Recorded data
===============

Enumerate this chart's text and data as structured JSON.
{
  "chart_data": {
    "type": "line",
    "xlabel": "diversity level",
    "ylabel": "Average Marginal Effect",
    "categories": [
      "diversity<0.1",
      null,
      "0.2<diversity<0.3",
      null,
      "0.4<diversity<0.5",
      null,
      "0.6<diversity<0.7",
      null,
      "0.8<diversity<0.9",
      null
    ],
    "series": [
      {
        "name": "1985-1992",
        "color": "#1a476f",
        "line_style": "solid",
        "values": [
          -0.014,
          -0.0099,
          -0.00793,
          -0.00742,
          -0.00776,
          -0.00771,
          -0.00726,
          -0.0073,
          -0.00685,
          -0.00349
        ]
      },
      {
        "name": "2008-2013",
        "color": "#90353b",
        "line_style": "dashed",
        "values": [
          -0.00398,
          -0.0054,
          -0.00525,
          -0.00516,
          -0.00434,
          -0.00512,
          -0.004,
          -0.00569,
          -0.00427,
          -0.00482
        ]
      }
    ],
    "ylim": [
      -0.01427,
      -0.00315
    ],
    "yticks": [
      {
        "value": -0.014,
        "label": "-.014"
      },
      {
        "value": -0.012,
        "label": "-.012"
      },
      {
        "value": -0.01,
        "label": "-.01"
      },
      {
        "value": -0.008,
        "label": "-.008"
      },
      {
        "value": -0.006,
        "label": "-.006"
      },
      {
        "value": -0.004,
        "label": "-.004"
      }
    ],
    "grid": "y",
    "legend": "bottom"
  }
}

===============

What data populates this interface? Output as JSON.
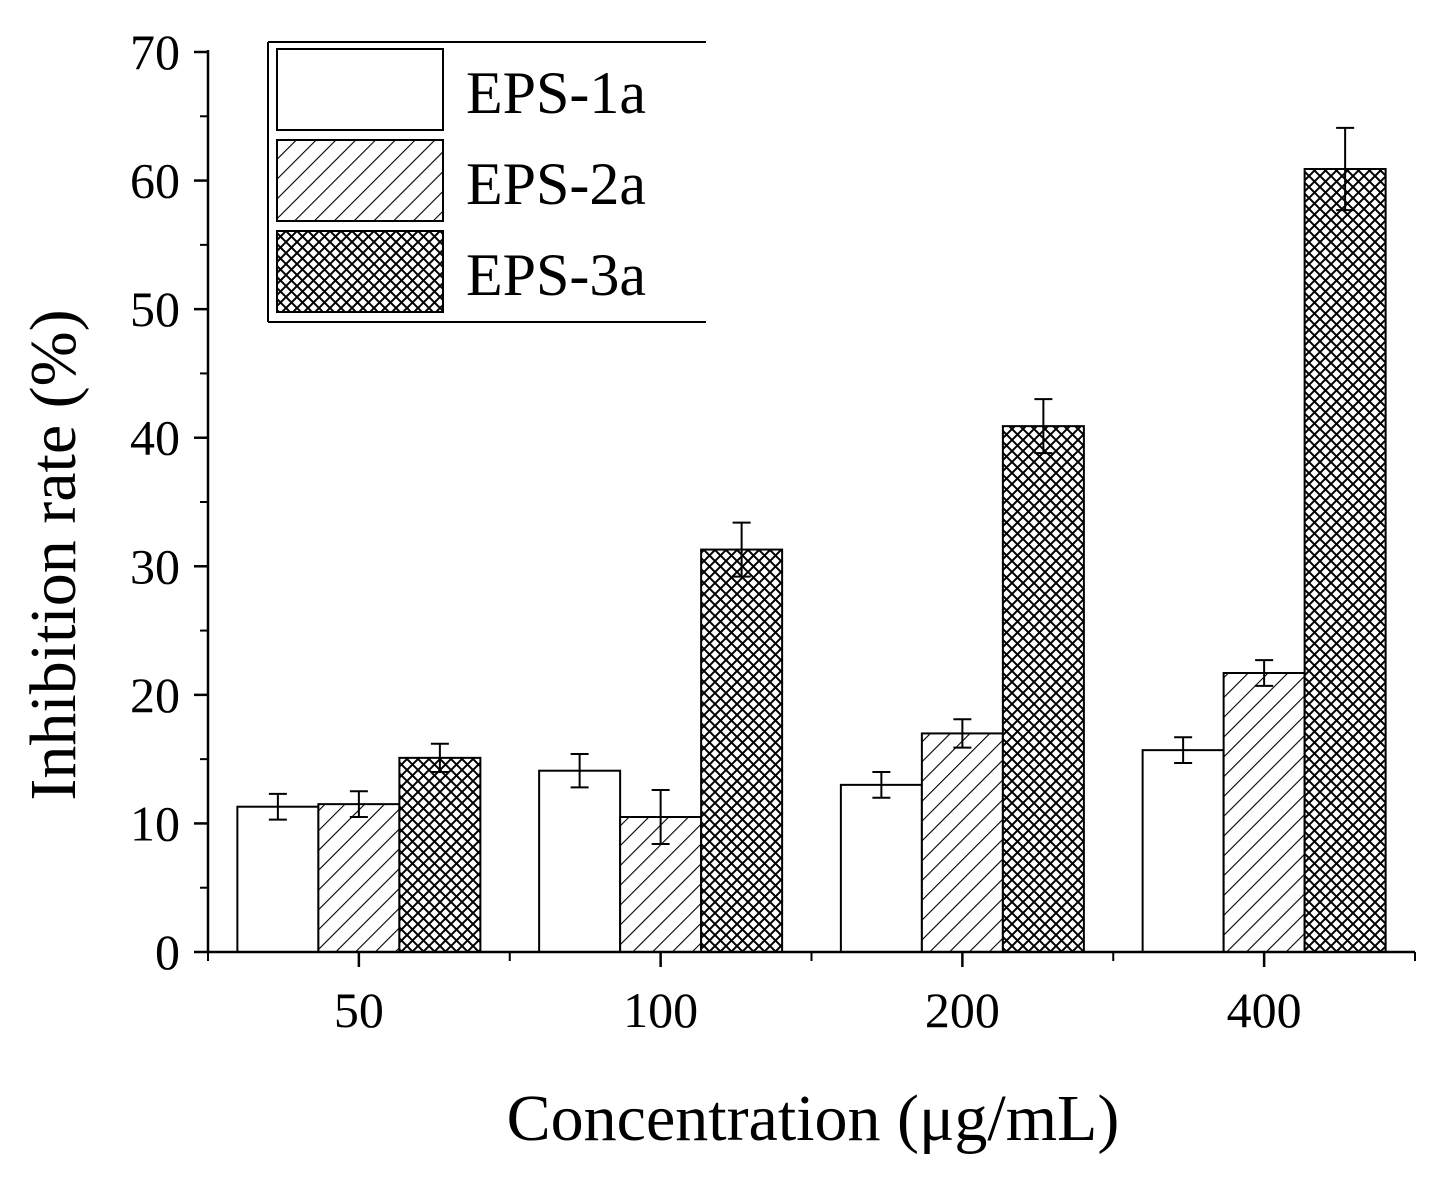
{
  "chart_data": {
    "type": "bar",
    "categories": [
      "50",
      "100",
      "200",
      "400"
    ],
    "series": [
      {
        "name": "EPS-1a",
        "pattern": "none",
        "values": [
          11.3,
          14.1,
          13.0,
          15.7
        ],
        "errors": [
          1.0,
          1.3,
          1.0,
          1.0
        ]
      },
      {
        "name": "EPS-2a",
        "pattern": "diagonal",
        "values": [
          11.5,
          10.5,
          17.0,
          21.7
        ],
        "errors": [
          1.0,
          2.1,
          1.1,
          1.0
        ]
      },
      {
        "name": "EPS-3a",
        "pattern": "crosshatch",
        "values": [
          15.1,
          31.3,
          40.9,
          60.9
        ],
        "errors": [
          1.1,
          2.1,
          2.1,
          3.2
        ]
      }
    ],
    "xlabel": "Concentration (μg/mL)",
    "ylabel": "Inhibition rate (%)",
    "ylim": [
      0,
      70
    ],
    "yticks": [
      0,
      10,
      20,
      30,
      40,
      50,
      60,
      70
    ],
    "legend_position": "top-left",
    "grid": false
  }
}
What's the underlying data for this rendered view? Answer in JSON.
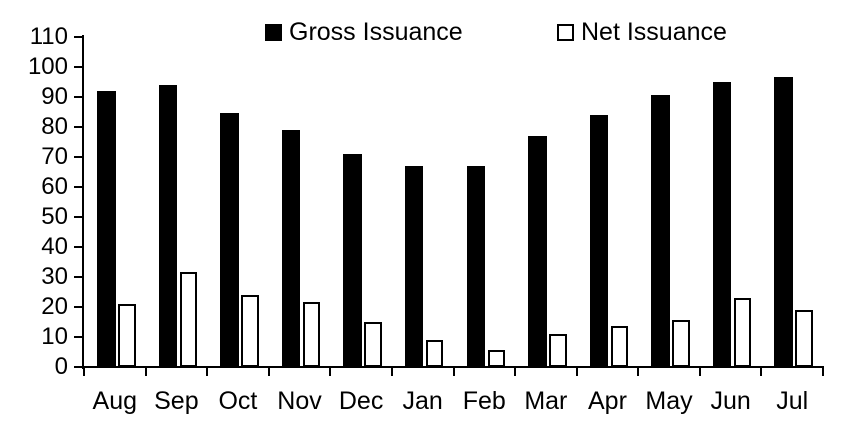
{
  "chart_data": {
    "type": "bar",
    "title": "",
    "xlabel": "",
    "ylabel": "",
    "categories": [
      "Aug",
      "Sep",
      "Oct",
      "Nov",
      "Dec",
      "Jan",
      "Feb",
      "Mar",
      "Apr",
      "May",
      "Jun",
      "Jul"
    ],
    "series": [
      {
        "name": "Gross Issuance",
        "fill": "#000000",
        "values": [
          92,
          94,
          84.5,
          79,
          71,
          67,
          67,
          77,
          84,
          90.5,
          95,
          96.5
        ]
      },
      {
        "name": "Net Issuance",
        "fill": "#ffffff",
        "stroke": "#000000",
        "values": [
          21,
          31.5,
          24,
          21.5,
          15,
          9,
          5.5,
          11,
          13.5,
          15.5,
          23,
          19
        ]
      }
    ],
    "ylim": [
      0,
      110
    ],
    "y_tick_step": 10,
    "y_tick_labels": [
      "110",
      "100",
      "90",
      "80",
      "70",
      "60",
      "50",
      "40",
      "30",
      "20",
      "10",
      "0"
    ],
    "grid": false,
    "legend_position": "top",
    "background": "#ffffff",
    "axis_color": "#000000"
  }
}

===============

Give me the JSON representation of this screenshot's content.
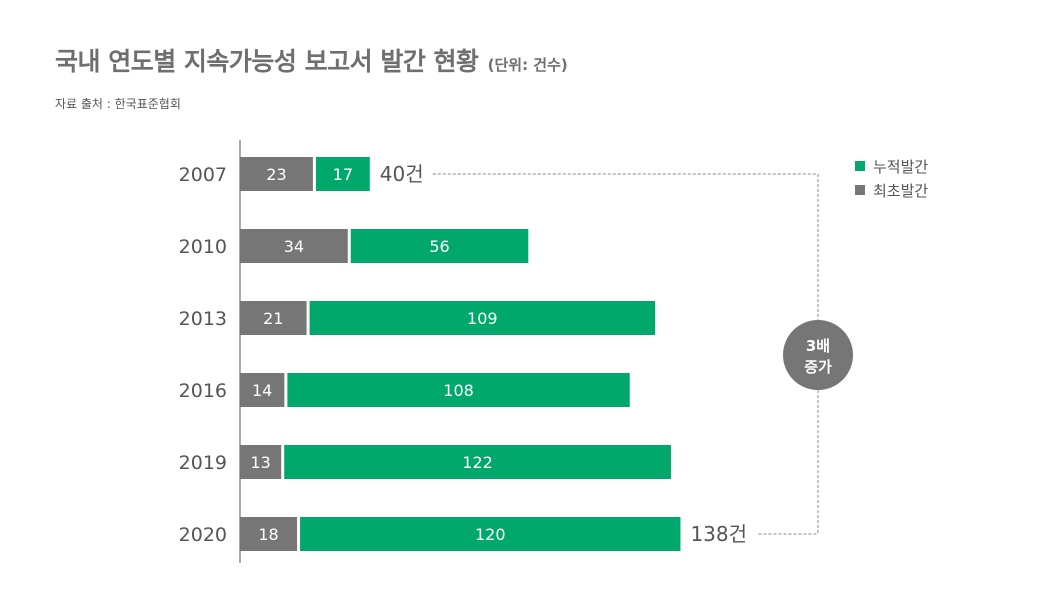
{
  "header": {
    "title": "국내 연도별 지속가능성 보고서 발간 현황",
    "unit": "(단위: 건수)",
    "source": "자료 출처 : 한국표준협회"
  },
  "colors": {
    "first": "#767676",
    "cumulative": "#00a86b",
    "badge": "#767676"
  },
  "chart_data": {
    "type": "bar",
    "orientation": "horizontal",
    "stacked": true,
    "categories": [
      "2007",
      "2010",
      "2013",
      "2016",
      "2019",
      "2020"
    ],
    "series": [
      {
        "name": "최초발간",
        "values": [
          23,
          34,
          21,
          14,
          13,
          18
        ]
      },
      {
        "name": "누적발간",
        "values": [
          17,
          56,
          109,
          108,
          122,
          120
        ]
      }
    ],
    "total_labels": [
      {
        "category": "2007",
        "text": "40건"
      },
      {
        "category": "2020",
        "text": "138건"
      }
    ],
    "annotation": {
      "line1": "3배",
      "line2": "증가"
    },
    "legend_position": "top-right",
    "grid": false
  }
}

===============

* WRITTEN TASK
Where a line above contains the string "text", copy that line.

* THE COMPLETED TASK
Enumerate this chart's text and data as structured JSON.
        "text": "40건"
        "text": "138건"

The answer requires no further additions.